____ Data provided

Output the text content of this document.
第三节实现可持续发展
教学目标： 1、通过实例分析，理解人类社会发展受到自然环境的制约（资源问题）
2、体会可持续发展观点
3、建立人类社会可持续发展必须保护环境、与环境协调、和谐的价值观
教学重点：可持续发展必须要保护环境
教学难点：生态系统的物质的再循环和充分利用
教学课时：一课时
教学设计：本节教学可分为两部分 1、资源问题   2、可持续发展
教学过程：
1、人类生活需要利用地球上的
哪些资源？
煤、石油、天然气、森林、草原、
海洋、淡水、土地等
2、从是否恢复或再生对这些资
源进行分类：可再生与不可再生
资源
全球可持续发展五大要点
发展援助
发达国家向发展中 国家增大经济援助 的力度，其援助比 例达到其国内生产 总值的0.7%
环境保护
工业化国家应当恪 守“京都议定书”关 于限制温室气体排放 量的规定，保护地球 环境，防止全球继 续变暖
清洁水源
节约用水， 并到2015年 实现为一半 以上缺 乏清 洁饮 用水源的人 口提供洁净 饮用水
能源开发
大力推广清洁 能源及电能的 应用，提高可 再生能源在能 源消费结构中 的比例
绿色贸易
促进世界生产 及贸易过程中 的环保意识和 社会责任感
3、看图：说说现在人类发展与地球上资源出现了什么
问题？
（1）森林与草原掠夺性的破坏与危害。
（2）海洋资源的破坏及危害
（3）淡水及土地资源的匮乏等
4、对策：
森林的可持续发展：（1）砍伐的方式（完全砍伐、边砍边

________

#### [Do this]
Write all of the records out again exactly.

#### [The response]
Output the text content of this document.
第三节实现可持续发展
教学目标： 1、通过实例分析，理解人类社会发展受到自然环境的制约（资源问题）
2、体会可持续发展观点
3、建立人类社会可持续发展必须保护环境、与环境协调、和谐的价值观
教学重点：可持续发展必须要保护环境
教学难点：生态系统的物质的再循环和充分利用
教学课时：一课时
教学设计：本节教学可分为两部分 1、资源问题   2、可持续发展
教学过程：
1、人类生活需要利用地球上的
哪些资源？
煤、石油、天然气、森林、草原、
海洋、淡水、土地等
2、从是否恢复或再生对这些资
源进行分类：可再生与不可再生
资源
全球可持续发展五大要点
发展援助
发达国家向发展中 国家增大经济援助 的力度，其援助比 例达到其国内生产 总值的0.7%
环境保护
工业化国家应当恪 守“京都议定书”关 于限制温室气体排放 量的规定，保护地球 环境，防止全球继 续变暖
清洁水源
节约用水， 并到2015年 实现为一半 以上缺 乏清 洁饮 用水源的人 口提供洁净 饮用水
能源开发
大力推广清洁 能源及电能的 应用，提高可 再生能源在能 源消费结构中 的比例
绿色贸易
促进世界生产 及贸易过程中 的环保意识和 社会责任感
3、看图：说说现在人类发展与地球上资源出现了什么
问题？
（1）森林与草原掠夺性的破坏与危害。
（2）海洋资源的破坏及危害
（3）淡水及土地资源的匮乏等
4、对策：
森林的可持续发展：（1）砍伐的方式（完全砍伐、边砍边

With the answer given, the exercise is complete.